Given problem A |
Write out the records word for word, from their first line through the line holding "panel-b-x-axis-title: Banding energy", inclusive.

+++ Quoted text +++

A battle around foreign policy rages in Washington. Power and world-views are involved. Staunch neo-conservatives gather to conquer the White House

By Thomas Kleine-Brockhoff

[This article originally published in: DIE ZEIT, 17/2002 is translated from the German on the World Wide Web, www.zeit.de/2002/17/Kultur/print_200217_amerika.html.]

Whoever wants to feel the attraction of "America's kindly hegemony" should become acquainted with William Kristol. Kristol is the most zealous multiplier of this term. His business card identifies him as the editor of the Weekly Standard, a little weekly, but he is much more. He acts as a theoretician of American world domination and rises to the intellectual voice of the neo-conservative wing of the republicans. Every week in his column he assesses whether George Bush remains ideologically on course or is seized by compromise tendencies in office.

+++ Records shown +++

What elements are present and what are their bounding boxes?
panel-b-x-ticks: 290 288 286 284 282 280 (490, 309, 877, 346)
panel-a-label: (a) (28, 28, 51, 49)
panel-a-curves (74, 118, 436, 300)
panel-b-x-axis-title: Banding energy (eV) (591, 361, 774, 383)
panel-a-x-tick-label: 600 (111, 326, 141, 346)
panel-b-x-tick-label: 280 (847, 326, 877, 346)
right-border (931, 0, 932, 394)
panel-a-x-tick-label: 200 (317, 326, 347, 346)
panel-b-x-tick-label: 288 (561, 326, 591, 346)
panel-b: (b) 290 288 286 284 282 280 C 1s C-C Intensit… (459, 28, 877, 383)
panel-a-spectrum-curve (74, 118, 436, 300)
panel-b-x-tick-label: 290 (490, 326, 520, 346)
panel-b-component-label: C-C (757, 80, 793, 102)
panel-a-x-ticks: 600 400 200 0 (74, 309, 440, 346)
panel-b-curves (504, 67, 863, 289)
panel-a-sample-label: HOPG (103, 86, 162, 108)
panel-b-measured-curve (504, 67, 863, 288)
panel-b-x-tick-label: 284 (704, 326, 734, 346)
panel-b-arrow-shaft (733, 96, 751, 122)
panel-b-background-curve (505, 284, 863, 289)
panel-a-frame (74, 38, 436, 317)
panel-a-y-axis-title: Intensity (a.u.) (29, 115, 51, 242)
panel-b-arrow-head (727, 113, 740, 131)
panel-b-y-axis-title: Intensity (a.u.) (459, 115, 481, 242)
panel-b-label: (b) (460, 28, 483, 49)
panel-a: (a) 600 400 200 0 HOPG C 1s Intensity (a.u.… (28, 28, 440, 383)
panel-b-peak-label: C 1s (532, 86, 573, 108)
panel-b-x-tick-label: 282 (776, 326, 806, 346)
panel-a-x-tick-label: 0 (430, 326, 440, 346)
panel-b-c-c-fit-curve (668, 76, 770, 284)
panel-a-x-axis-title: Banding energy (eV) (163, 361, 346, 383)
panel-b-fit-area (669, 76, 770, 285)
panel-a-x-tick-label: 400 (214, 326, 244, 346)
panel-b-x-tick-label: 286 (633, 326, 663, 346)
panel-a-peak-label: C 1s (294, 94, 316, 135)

+++

Given problem B |
Reproduce the article on the Washington foreign policy battle between "[This article originally" and "tendencies in office.", inclusive, with "George Bush" renamed "the president".

Written reply A |
What elements are present and what are their bounding boxes?
panel-b-x-ticks: 290 288 286 284 282 280 (490, 309, 877, 346)
panel-a-label: (a) (28, 28, 51, 49)
panel-a-curves (74, 118, 436, 300)
panel-b-x-axis-title: Banding energy (eV) (591, 361, 774, 383)

Written reply B |
[This article originally published in: DIE ZEIT, 17/2002 is translated from the German on the World Wide Web, www.zeit.de/2002/17/Kultur/print_200217_amerika.html.]

Whoever wants to feel the attraction of "America's kindly hegemony" should become acquainted with William Kristol. Kristol is the most zealous multiplier of this term. His business card identifies him as the editor of the Weekly Standard, a little weekly, but he is much more. He acts as a theoretician of American world domination and rises to the intellectual voice of the neo-conservative wing of the republicans. Every week in his column he assesses whether the president remains ideologically on course or is seized by compromise tendencies in office.